[What is expected] Since the pictures are not wanted, reproduce only the rest of the records, exactly as given.

[Data for analysis]
-- Opening Marker --

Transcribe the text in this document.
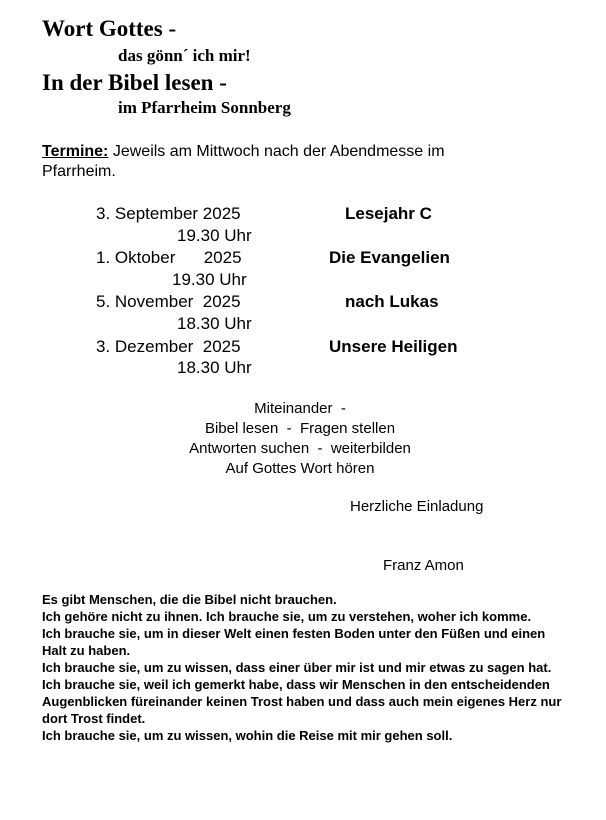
Wort Gottes -
das gönn´ ich mir!
In der Bibel lesen -
im Pfarrheim Sonnberg
Termine: Jeweils am Mittwoch nach der Abendmesse im
Pfarrheim.
3. September 2025
19.30 Uhr
Lesejahr C
1. Oktober      2025
19.30 Uhr
Die Evangelien
5. November  2025
18.30 Uhr
nach Lukas
3. Dezember  2025
18.30 Uhr
Unsere Heiligen
Miteinander  -
Bibel lesen  -  Fragen stellen
Antworten suchen  -  weiterbilden
Auf Gottes Wort hören
Herzliche Einladung
Franz Amon

Es gibt Menschen, die die Bibel nicht brauchen.

Ich gehöre nicht zu ihnen. Ich brauche sie, um zu verstehen, woher ich komme.

Ich brauche sie, um in dieser Welt einen festen Boden unter den Füßen und einen Halt zu haben.

Ich brauche sie, um zu wissen, dass einer über mir ist und mir etwas zu sagen hat.

Ich brauche sie, weil ich gemerkt habe, dass wir Menschen in den entscheidenden Augenblicken füreinander keinen Trost haben und dass auch mein eigenes Herz nur dort Trost findet.

Ich brauche sie, um zu wissen, wohin die Reise mit mir gehen soll.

-- Closing Marker --

[Response area]
Transcribe the text in this document.
Wort Gottes -
das gönn´ ich mir!
In der Bibel lesen -
im Pfarrheim Sonnberg
Termine: Jeweils am Mittwoch nach der Abendmesse im
Pfarrheim.
3. September 2025
19.30 Uhr
Lesejahr C
1. Oktober      2025
19.30 Uhr
Die Evangelien
5. November  2025
18.30 Uhr
nach Lukas
3. Dezember  2025
18.30 Uhr
Unsere Heiligen
Miteinander  -
Bibel lesen  -  Fragen stellen
Antworten suchen  -  weiterbilden
Auf Gottes Wort hören
Herzliche Einladung
Franz Amon

Es gibt Menschen, die die Bibel nicht brauchen.

Ich gehöre nicht zu ihnen. Ich brauche sie, um zu verstehen, woher ich komme.

Ich brauche sie, um in dieser Welt einen festen Boden unter den Füßen und einen Halt zu haben.

Ich brauche sie, um zu wissen, dass einer über mir ist und mir etwas zu sagen hat.

Ich brauche sie, weil ich gemerkt habe, dass wir Menschen in den entscheidenden Augenblicken füreinander keinen Trost haben und dass auch mein eigenes Herz nur dort Trost findet.

Ich brauche sie, um zu wissen, wohin die Reise mit mir gehen soll.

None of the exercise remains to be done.